# GIVEN PROBLEM
Check each line of the records below and collect those that include the word "name".

# DATA SUPPLIED

__________

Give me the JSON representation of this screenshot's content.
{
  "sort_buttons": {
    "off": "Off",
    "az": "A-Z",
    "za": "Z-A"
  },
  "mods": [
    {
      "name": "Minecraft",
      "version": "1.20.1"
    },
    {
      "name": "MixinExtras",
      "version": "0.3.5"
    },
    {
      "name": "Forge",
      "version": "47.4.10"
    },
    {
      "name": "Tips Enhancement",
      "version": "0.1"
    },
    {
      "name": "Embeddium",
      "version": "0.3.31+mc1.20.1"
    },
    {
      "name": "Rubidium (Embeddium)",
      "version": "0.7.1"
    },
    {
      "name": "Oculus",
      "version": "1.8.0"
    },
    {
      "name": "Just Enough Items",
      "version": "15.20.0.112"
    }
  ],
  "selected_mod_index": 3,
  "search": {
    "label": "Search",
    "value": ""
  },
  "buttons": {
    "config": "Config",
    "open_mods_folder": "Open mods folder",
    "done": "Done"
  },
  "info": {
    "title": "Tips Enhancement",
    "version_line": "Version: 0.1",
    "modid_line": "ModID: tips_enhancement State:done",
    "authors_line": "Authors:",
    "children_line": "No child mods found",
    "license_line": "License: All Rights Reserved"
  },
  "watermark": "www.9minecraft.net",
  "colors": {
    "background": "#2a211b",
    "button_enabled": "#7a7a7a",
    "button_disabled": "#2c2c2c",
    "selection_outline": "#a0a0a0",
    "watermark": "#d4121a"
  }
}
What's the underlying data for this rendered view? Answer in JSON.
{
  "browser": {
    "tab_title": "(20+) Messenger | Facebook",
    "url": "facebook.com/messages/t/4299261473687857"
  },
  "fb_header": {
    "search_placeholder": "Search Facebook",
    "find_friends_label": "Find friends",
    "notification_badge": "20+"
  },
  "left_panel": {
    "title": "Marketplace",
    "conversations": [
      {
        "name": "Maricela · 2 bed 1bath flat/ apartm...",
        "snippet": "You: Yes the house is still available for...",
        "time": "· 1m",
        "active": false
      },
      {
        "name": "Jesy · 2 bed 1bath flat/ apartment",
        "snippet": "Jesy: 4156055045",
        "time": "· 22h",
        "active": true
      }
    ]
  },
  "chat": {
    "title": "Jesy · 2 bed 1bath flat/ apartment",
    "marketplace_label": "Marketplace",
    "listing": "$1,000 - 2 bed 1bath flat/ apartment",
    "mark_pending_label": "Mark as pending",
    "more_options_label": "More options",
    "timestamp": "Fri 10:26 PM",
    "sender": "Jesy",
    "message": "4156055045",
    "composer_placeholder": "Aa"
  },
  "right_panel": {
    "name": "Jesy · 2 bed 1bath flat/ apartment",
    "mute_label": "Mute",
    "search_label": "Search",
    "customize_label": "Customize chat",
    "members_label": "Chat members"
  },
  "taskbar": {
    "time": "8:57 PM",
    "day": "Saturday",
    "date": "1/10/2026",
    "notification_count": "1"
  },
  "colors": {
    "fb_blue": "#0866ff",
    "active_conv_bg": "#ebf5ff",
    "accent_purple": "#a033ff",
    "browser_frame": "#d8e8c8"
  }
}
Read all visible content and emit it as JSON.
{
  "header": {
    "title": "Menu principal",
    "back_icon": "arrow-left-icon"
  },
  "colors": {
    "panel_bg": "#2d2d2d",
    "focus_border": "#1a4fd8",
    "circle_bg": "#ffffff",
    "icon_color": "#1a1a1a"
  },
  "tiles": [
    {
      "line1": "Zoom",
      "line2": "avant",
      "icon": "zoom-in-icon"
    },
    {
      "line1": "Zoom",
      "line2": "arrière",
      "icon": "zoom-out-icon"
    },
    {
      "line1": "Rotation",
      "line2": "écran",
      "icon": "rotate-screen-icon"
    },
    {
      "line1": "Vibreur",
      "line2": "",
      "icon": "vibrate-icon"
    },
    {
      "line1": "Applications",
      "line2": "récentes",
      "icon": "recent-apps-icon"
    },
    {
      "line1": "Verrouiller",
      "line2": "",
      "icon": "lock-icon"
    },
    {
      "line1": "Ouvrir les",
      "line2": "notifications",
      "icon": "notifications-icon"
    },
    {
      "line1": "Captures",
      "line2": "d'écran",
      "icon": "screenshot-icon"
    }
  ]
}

__________

# THE RESPONSE
      "name": "Minecraft",
      "name": "MixinExtras",
      "name": "Forge",
      "name": "Tips Enhancement",
      "name": "Embeddium",
      "name": "Rubidium (Embeddium)",
      "name": "Oculus",
      "name": "Just Enough Items",
        "name": "Maricela · 2 bed 1bath flat/ apartm...",
        "name": "Jesy · 2 bed 1bath flat/ apartment",
    "name": "Jesy · 2 bed 1bath flat/ apartment",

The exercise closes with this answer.